Aim of the exercise -
Report each line of the rows below that contains the word "support", treating uppercase and lowercase as different.

The data -
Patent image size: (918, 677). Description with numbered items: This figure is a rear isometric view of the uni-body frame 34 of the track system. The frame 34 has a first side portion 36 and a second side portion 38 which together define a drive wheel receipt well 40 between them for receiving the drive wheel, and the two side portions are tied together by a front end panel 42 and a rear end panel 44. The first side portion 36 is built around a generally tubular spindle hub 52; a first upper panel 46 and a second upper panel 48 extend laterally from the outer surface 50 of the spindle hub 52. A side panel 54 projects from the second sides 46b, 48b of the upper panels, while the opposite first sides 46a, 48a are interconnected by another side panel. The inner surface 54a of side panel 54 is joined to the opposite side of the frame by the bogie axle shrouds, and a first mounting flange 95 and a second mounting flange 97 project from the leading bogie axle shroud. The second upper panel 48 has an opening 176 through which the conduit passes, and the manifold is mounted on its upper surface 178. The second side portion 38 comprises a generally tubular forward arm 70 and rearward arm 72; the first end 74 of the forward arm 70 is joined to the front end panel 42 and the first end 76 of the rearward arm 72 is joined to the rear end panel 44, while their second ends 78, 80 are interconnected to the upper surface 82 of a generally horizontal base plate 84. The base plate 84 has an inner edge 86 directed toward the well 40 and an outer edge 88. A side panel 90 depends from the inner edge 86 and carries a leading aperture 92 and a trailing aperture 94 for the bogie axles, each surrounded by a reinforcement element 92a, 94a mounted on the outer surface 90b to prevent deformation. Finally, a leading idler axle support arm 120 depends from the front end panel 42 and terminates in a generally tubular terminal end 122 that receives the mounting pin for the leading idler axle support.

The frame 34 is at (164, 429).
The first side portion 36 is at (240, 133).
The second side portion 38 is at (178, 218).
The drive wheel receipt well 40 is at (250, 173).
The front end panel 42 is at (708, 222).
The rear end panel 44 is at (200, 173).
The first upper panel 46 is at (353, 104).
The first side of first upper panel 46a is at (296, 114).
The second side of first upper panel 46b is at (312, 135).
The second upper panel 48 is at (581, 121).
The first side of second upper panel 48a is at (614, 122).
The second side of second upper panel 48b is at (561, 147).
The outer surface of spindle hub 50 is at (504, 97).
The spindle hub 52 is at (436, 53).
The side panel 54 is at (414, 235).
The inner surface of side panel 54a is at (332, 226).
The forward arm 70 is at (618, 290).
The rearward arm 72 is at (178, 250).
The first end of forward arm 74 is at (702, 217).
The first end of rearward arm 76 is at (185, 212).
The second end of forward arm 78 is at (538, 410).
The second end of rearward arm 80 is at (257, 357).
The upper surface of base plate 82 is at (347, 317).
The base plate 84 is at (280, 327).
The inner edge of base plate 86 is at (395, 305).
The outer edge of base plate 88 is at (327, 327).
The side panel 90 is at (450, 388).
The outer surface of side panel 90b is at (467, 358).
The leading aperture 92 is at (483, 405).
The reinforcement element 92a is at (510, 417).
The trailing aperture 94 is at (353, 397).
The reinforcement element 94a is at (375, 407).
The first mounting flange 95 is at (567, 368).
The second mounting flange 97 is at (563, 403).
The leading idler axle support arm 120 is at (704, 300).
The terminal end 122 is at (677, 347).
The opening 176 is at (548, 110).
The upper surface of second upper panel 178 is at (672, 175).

Exercise answer -
Patent image size: (918, 677). Description with numbered items: This figure is a rear isometric view of the uni-body frame 34 of the track system. The frame 34 has a first side portion 36 and a second side portion 38 which together define a drive wheel receipt well 40 between them for receiving the drive wheel, and the two side portions are tied together by a front end panel 42 and a rear end panel 44. The first side portion 36 is built around a generally tubular spindle hub 52; a first upper panel 46 and a second upper panel 48 extend laterally from the outer surface 50 of the spindle hub 52. A side panel 54 projects from the second sides 46b, 48b of the upper panels, while the opposite first sides 46a, 48a are interconnected by another side panel. The inner surface 54a of side panel 54 is joined to the opposite side of the frame by the bogie axle shrouds, and a first mounting flange 95 and a second mounting flange 97 project from the leading bogie axle shroud. The second upper panel 48 has an opening 176 through which the conduit passes, and the manifold is mounted on its upper surface 178. The second side portion 38 comprises a generally tubular forward arm 70 and rearward arm 72; the first end 74 of the forward arm 70 is joined to the front end panel 42 and the first end 76 of the rearward arm 72 is joined to the rear end panel 44, while their second ends 78, 80 are interconnected to the upper surface 82 of a generally horizontal base plate 84. The base plate 84 has an inner edge 86 directed toward the well 40 and an outer edge 88. A side panel 90 depends from the inner edge 86 and carries a leading aperture 92 and a trailing aperture 94 for the bogie axles, each surrounded by a reinforcement element 92a, 94a mounted on the outer surface 90b to prevent deformation. Finally, a leading idler axle support arm 120 depends from the front end panel 42 and terminates in a generally tubular terminal end 122 that receives the mounting pin for the leading idler axle support.
The leading idler axle support arm 120 is at (704, 300).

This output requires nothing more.